PROBLEM STATEMENT: Repeat each entry exactly and drop the pictures.
-- START OF PROVIDED DATA --
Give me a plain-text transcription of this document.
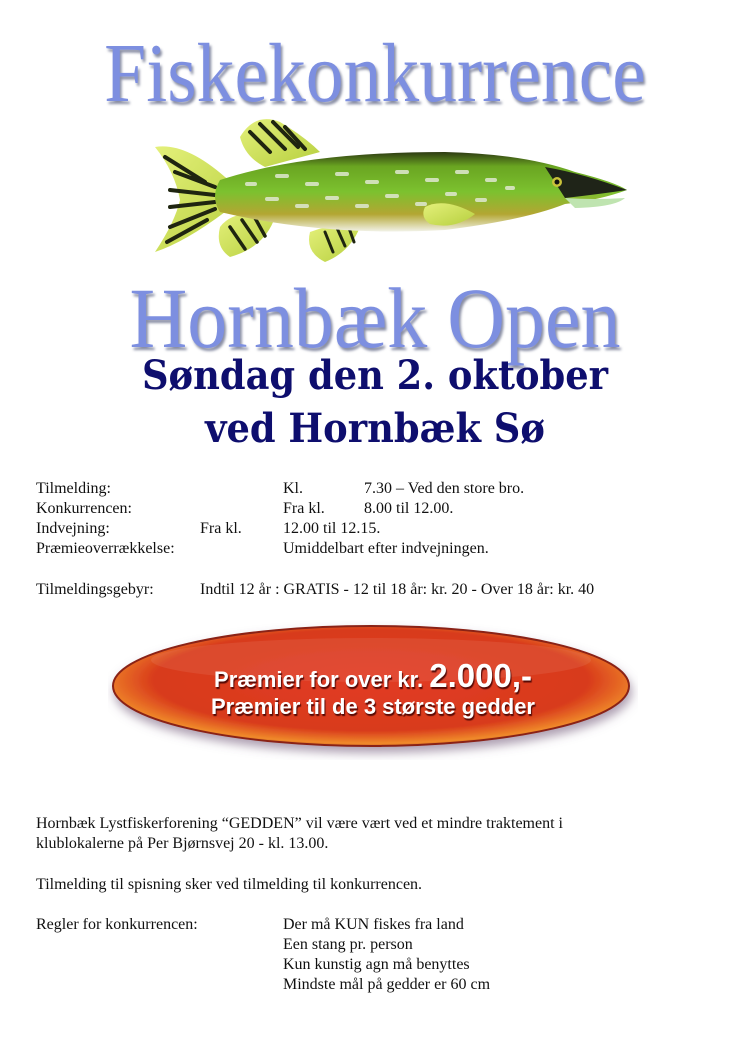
Fiskekonkurrence
Hornbæk Open
Søndag den 2. oktober
ved Hornbæk Sø
Tilmelding:	Kl.	7.30 – Ved den store bro.
Konkurrencen:	Fra kl. 8.00 til 12.00.
Indvejning:	Fra kl.	12.00 til 12.15.
Præmieoverrækkelse:	Umiddelbart efter indvejningen.
Tilmeldingsgebyr:	Indtil 12 år : GRATIS - 12 til 18 år: kr. 20 - Over 18 år: kr. 40
Præmier for over kr. 2.000,-
Præmier til de 3 største gedder
Hornbæk Lystfiskerforening “GEDDEN” vil være vært ved et mindre traktement i
klublokalerne på Per Bjørnsvej 20 - kl. 13.00.
Tilmelding til spisning sker ved tilmelding til konkurrencen.
Regler for konkurrencen:	Der må KUN fiskes fra land
Een stang pr. person
Kun kunstig agn må benyttes
Mindste mål på gedder er 60 cm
-- END OF PROVIDED DATA --
FULL OUTPUT:
Give me a plain-text transcription of this document.
Fiskekonkurrence
Hornbæk Open
Søndag den 2. oktober
ved Hornbæk Sø
Tilmelding:	Kl.	7.30 – Ved den store bro.
Konkurrencen:	Fra kl. 8.00 til 12.00.
Indvejning:	Fra kl.	12.00 til 12.15.
Præmieoverrækkelse:	Umiddelbart efter indvejningen.
Tilmeldingsgebyr:	Indtil 12 år : GRATIS - 12 til 18 år: kr. 20 - Over 18 år: kr. 40
Præmier for over kr. 2.000,-
Præmier til de 3 største gedder
Hornbæk Lystfiskerforening “GEDDEN” vil være vært ved et mindre traktement i
klublokalerne på Per Bjørnsvej 20 - kl. 13.00.
Tilmelding til spisning sker ved tilmelding til konkurrencen.
Regler for konkurrencen:	Der må KUN fiskes fra land
Een stang pr. person
Kun kunstig agn må benyttes
Mindste mål på gedder er 60 cm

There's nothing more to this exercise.